Task to complete: For the data below, report only the number of lines containing the string "банкноты".
==== Data listing ====
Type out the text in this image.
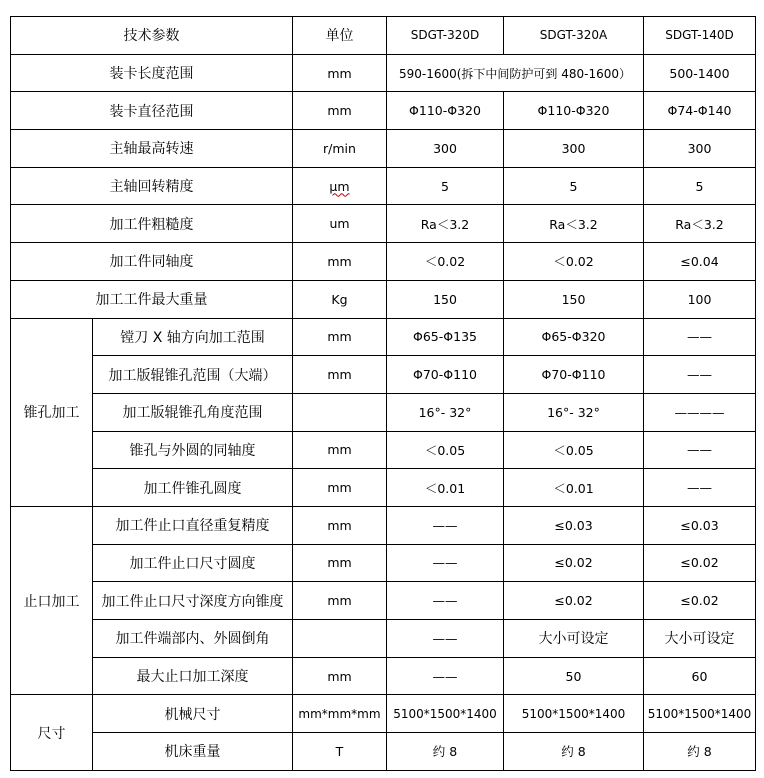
技术参数		单位	SDGT-320D	SDGT-320A	SDGT-140D
装卡长度范围		mm	590-1600(拆下中间防护可到 480-1600）		500-1400
装卡直径范围		mm	Φ110-Φ320	Φ110-Φ320	Φ74-Φ140
主轴最高转速		r/min	300	300	300
主轴回转精度		μm	5	5	5
加工件粗糙度		um	Ra＜3.2	Ra＜3.2	Ra＜3.2
加工件同轴度		mm	＜0.02	＜0.02	≤0.04
加工工件最大重量		Kg	150	150	100
锥孔加工	镗刀 X 轴方向加工范围	mm	Φ65-Φ135	Φ65-Φ320	——
	加工版辊锥孔范围（大端）	mm	Φ70-Φ110	Φ70-Φ110	——
	加工版辊锥孔角度范围		16°- 32°	16°- 32°	————
	锥孔与外圆的同轴度	mm	＜0.05	＜0.05	——
	加工件锥孔圆度	mm	＜0.01	＜0.01	——
止口加工	加工件止口直径重复精度	mm	——	≤0.03	≤0.03
	加工件止口尺寸圆度	mm	——	≤0.02	≤0.02
	加工件止口尺寸深度方向锥度	mm	——	≤0.02	≤0.02
	加工件端部内、外圆倒角		——	大小可设定	大小可设定
	最大止口加工深度	mm	——	50	60
尺寸	机械尺寸	mm*mm*mm	5100*1500*1400	5100*1500*1400	5100*1500*1400
	机床重量	T	约 8	约 8	约 8
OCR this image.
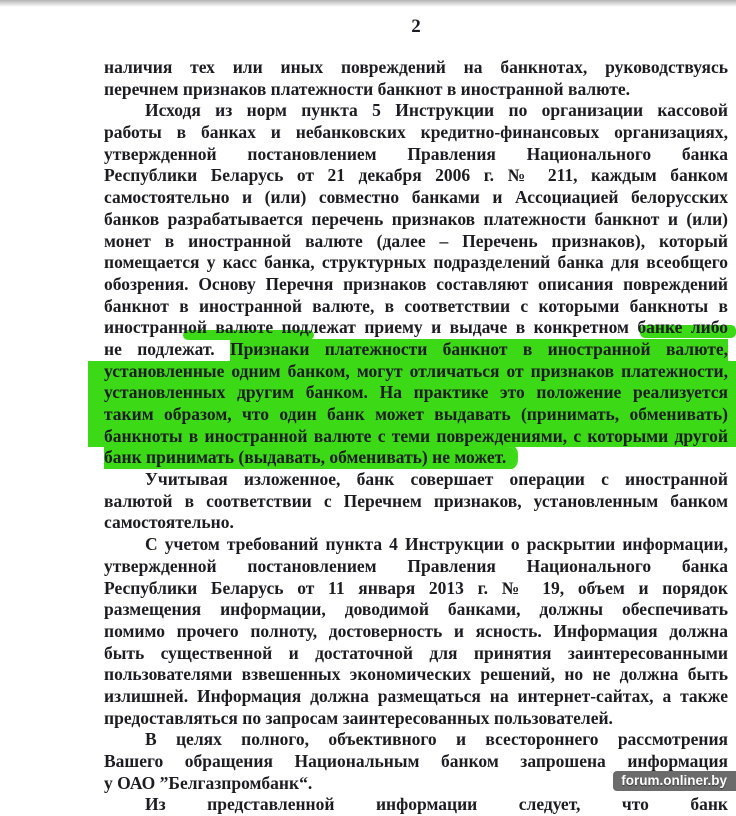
2
наличия тех или иных повреждений на банкнотах, руководствуясь
перечнем признаков платежности банкнот в иностранной валюте.
Исходя из норм пункта 5 Инструкции по организации кассовой
работы в банках и небанковских кредитно-финансовых организациях,
утвержденной постановлением Правления Национального банка
Республики Беларусь от 21 декабря 2006 г. № 211, каждым банком
самостоятельно и (или) совместно банками и Ассоциацией белорусских
банков разрабатывается перечень признаков платежности банкнот и (или)
монет в иностранной валюте (далее – Перечень признаков), который
помещается у касс банка, структурных подразделений банка для всеобщего
обозрения. Основу Перечня признаков составляют описания повреждений
банкнот в иностранной валюте, в соответствии с которыми банкноты в
иностранной валюте подлежат приему и выдаче в конкретном банке либо
не подлежат. Признаки платежности банкнот в иностранной валюте,
установленные одним банком, могут отличаться от признаков платежности,
установленных другим банком. На практике это положение реализуется
таким образом, что один банк может выдавать (принимать, обменивать)
банкноты в иностранной валюте с теми повреждениями, с которыми другой
банк принимать (выдавать, обменивать) не может.
Учитывая изложенное, банк совершает операции с иностранной
валютой в соответствии с Перечнем признаков, установленным банком
самостоятельно.
С учетом требований пункта 4 Инструкции о раскрытии информации,
утвержденной постановлением Правления Национального банка
Республики Беларусь от 11 января 2013 г. № 19, объем и порядок
размещения информации, доводимой банками, должны обеспечивать
помимо прочего полноту, достоверность и ясность. Информация должна
быть существенной и достаточной для принятия заинтересованными
пользователями взвешенных экономических решений, но не должна быть
излишней. Информация должна размещаться на интернет-сайтах, а также
предоставляться по запросам заинтересованных пользователей.
В целях полного, объективного и всестороннего рассмотрения
Вашего обращения Национальным банком запрошена информация
у ОАО ”Белгазпромбанк“.
Из представленной информации следует, что банк
forum.onliner.by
====
Expected answer: 2